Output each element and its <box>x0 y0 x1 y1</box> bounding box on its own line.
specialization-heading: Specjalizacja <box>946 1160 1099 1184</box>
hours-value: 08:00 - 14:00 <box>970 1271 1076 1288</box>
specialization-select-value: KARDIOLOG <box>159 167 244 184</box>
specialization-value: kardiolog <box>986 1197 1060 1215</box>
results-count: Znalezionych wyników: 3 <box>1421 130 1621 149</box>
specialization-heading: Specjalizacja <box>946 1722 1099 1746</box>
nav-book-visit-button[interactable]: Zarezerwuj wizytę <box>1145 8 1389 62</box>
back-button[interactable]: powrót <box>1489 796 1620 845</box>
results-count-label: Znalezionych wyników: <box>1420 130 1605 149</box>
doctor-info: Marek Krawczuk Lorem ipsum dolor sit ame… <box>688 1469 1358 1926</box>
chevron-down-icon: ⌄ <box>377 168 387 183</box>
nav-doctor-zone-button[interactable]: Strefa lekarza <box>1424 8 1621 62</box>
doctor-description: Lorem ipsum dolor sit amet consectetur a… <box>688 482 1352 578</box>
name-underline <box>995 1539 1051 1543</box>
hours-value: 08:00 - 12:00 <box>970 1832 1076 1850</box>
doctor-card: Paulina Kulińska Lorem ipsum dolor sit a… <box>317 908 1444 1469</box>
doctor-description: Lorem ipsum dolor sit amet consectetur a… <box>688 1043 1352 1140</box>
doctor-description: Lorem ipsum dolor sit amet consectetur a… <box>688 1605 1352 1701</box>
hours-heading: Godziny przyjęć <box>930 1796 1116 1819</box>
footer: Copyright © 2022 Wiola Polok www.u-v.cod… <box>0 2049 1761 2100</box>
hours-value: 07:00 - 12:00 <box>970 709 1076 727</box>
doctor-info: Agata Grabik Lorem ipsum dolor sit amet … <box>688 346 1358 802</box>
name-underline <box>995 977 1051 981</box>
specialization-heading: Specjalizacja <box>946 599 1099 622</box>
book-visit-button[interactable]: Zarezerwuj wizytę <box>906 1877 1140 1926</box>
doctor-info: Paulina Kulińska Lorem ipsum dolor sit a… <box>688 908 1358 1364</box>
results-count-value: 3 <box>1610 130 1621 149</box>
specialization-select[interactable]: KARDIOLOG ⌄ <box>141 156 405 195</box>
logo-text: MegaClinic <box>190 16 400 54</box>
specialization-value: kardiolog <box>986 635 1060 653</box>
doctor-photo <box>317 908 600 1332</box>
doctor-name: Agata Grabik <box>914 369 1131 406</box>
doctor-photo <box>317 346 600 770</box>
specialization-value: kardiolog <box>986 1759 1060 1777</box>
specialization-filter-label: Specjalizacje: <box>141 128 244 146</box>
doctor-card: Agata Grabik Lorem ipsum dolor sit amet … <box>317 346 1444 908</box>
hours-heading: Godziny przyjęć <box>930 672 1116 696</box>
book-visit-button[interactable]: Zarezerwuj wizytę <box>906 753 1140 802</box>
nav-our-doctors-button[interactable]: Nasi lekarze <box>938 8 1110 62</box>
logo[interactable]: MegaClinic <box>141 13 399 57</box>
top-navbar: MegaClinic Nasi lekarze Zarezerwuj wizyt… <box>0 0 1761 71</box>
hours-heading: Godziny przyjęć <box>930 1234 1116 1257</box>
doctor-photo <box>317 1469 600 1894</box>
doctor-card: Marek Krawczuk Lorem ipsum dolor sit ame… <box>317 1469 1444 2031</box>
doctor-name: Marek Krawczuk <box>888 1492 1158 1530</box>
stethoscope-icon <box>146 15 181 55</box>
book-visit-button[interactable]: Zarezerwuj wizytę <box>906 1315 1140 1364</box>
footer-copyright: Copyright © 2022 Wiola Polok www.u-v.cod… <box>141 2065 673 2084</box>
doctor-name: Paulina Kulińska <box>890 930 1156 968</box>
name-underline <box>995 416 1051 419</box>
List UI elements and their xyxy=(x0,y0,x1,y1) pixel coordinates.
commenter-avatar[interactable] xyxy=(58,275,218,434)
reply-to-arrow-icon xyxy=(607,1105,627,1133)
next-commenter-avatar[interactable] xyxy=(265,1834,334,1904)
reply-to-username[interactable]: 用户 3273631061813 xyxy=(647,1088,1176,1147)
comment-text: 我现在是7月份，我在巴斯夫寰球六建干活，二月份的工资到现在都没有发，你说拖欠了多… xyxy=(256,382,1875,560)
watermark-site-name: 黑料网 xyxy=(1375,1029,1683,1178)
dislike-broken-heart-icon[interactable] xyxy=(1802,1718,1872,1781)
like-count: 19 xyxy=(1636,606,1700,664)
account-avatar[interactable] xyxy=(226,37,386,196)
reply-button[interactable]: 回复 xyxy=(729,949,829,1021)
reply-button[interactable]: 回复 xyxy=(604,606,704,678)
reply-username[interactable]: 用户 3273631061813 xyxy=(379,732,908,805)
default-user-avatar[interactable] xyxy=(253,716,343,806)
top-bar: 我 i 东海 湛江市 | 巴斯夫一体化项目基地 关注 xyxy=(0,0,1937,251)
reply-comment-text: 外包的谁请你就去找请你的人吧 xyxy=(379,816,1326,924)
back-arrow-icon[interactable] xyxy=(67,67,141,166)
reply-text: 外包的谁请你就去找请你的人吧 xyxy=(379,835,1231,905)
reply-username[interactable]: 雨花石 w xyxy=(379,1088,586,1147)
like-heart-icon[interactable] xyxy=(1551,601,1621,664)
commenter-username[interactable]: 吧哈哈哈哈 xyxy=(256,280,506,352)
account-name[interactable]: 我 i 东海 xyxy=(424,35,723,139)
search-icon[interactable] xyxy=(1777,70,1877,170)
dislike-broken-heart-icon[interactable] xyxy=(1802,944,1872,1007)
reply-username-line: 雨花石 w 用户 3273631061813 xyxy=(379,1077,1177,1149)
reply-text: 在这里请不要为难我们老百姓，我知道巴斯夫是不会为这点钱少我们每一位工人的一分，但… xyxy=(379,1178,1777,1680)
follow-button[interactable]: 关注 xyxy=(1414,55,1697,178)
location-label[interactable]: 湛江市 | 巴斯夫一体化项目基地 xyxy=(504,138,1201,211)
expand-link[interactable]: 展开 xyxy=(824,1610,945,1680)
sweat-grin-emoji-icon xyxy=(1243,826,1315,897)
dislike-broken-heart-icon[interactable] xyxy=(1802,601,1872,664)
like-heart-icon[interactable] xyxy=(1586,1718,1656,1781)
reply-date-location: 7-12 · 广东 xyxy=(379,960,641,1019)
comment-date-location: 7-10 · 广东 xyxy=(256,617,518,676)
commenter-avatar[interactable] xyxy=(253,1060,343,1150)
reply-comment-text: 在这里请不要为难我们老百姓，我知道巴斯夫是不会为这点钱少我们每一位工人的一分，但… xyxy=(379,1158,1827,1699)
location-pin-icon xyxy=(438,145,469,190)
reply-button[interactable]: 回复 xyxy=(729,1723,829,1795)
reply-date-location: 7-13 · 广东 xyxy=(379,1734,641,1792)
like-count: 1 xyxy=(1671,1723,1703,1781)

○ ○ ○ ○

What is required: Copy every line of the listing above verbatim.

Correct answer:
Output each element and its <box>x0 y0 x1 y1</box> bounding box on its own line.
specialization-heading: Specjalizacja <box>946 1160 1099 1184</box>
hours-value: 08:00 - 14:00 <box>970 1271 1076 1288</box>
specialization-select-value: KARDIOLOG <box>159 167 244 184</box>
specialization-value: kardiolog <box>986 1197 1060 1215</box>
results-count: Znalezionych wyników: 3 <box>1421 130 1621 149</box>
specialization-heading: Specjalizacja <box>946 1722 1099 1746</box>
nav-book-visit-button[interactable]: Zarezerwuj wizytę <box>1145 8 1389 62</box>
back-button[interactable]: powrót <box>1489 796 1620 845</box>
results-count-label: Znalezionych wyników: <box>1420 130 1605 149</box>
doctor-info: Marek Krawczuk Lorem ipsum dolor sit ame… <box>688 1469 1358 1926</box>
chevron-down-icon: ⌄ <box>377 168 387 183</box>
nav-doctor-zone-button[interactable]: Strefa lekarza <box>1424 8 1621 62</box>
doctor-description: Lorem ipsum dolor sit amet consectetur a… <box>688 482 1352 578</box>
name-underline <box>995 1539 1051 1543</box>
hours-value: 08:00 - 12:00 <box>970 1832 1076 1850</box>
doctor-card: Paulina Kulińska Lorem ipsum dolor sit a… <box>317 908 1444 1469</box>
doctor-description: Lorem ipsum dolor sit amet consectetur a… <box>688 1043 1352 1140</box>
doctor-description: Lorem ipsum dolor sit amet consectetur a… <box>688 1605 1352 1701</box>
hours-heading: Godziny przyjęć <box>930 1796 1116 1819</box>
footer: Copyright © 2022 Wiola Polok www.u-v.cod… <box>0 2049 1761 2100</box>
hours-value: 07:00 - 12:00 <box>970 709 1076 727</box>
doctor-info: Agata Grabik Lorem ipsum dolor sit amet … <box>688 346 1358 802</box>
name-underline <box>995 977 1051 981</box>
specialization-heading: Specjalizacja <box>946 599 1099 622</box>
book-visit-button[interactable]: Zarezerwuj wizytę <box>906 1877 1140 1926</box>
doctor-info: Paulina Kulińska Lorem ipsum dolor sit a… <box>688 908 1358 1364</box>
results-count-value: 3 <box>1610 130 1621 149</box>
specialization-select[interactable]: KARDIOLOG ⌄ <box>141 156 405 195</box>
logo-text: MegaClinic <box>190 16 400 54</box>
specialization-value: kardiolog <box>986 635 1060 653</box>
doctor-photo <box>317 908 600 1332</box>
doctor-name: Agata Grabik <box>914 369 1131 406</box>
doctor-photo <box>317 346 600 770</box>
specialization-value: kardiolog <box>986 1759 1060 1777</box>
specialization-filter-label: Specjalizacje: <box>141 128 244 146</box>
doctor-card: Agata Grabik Lorem ipsum dolor sit amet … <box>317 346 1444 908</box>
hours-heading: Godziny przyjęć <box>930 672 1116 696</box>
book-visit-button[interactable]: Zarezerwuj wizytę <box>906 753 1140 802</box>
nav-our-doctors-button[interactable]: Nasi lekarze <box>938 8 1110 62</box>
logo[interactable]: MegaClinic <box>141 13 399 57</box>
top-navbar: MegaClinic Nasi lekarze Zarezerwuj wizyt… <box>0 0 1761 71</box>
hours-heading: Godziny przyjęć <box>930 1234 1116 1257</box>
doctor-photo <box>317 1469 600 1894</box>
doctor-card: Marek Krawczuk Lorem ipsum dolor sit ame… <box>317 1469 1444 2031</box>
doctor-name: Marek Krawczuk <box>888 1492 1158 1530</box>
stethoscope-icon <box>146 15 181 55</box>
book-visit-button[interactable]: Zarezerwuj wizytę <box>906 1315 1140 1364</box>
footer-copyright: Copyright © 2022 Wiola Polok www.u-v.cod… <box>141 2065 673 2084</box>
doctor-name: Paulina Kulińska <box>890 930 1156 968</box>
name-underline <box>995 416 1051 419</box>
List UI elements and their xyxy=(x0,y0,x1,y1) pixel coordinates.
commenter-avatar[interactable] xyxy=(58,275,218,434)
reply-to-arrow-icon xyxy=(607,1105,627,1133)
next-commenter-avatar[interactable] xyxy=(265,1834,334,1904)
reply-to-username[interactable]: 用户 3273631061813 xyxy=(647,1088,1176,1147)
comment-text: 我现在是7月份，我在巴斯夫寰球六建干活，二月份的工资到现在都没有发，你说拖欠了多… xyxy=(256,382,1875,560)
watermark-site-name: 黑料网 xyxy=(1375,1029,1683,1178)
dislike-broken-heart-icon[interactable] xyxy=(1802,1718,1872,1781)
like-count: 19 xyxy=(1636,606,1700,664)
account-avatar[interactable] xyxy=(226,37,386,196)
reply-button[interactable]: 回复 xyxy=(729,949,829,1021)
reply-button[interactable]: 回复 xyxy=(604,606,704,678)
reply-username[interactable]: 用户 3273631061813 xyxy=(379,732,908,805)
default-user-avatar[interactable] xyxy=(253,716,343,806)
top-bar: 我 i 东海 湛江市 | 巴斯夫一体化项目基地 关注 xyxy=(0,0,1937,251)
reply-comment-text: 外包的谁请你就去找请你的人吧 xyxy=(379,816,1326,924)
back-arrow-icon[interactable] xyxy=(67,67,141,166)
reply-text: 外包的谁请你就去找请你的人吧 xyxy=(379,835,1231,905)
reply-username[interactable]: 雨花石 w xyxy=(379,1088,586,1147)
like-heart-icon[interactable] xyxy=(1551,601,1621,664)
commenter-username[interactable]: 吧哈哈哈哈 xyxy=(256,280,506,352)
account-name[interactable]: 我 i 东海 xyxy=(424,35,723,139)
search-icon[interactable] xyxy=(1777,70,1877,170)
dislike-broken-heart-icon[interactable] xyxy=(1802,944,1872,1007)
reply-username-line: 雨花石 w 用户 3273631061813 xyxy=(379,1077,1177,1149)
reply-text: 在这里请不要为难我们老百姓，我知道巴斯夫是不会为这点钱少我们每一位工人的一分，但… xyxy=(379,1178,1777,1680)
follow-button[interactable]: 关注 xyxy=(1414,55,1697,178)
location-label[interactable]: 湛江市 | 巴斯夫一体化项目基地 xyxy=(504,138,1201,211)
expand-link[interactable]: 展开 xyxy=(824,1610,945,1680)
sweat-grin-emoji-icon xyxy=(1243,826,1315,897)
dislike-broken-heart-icon[interactable] xyxy=(1802,601,1872,664)
like-heart-icon[interactable] xyxy=(1586,1718,1656,1781)
reply-date-location: 7-12 · 广东 xyxy=(379,960,641,1019)
comment-date-location: 7-10 · 广东 xyxy=(256,617,518,676)
commenter-avatar[interactable] xyxy=(253,1060,343,1150)
reply-comment-text: 在这里请不要为难我们老百姓，我知道巴斯夫是不会为这点钱少我们每一位工人的一分，但… xyxy=(379,1158,1827,1699)
location-pin-icon xyxy=(438,145,469,190)
reply-button[interactable]: 回复 xyxy=(729,1723,829,1795)
reply-date-location: 7-13 · 广东 xyxy=(379,1734,641,1792)
like-count: 1 xyxy=(1671,1723,1703,1781)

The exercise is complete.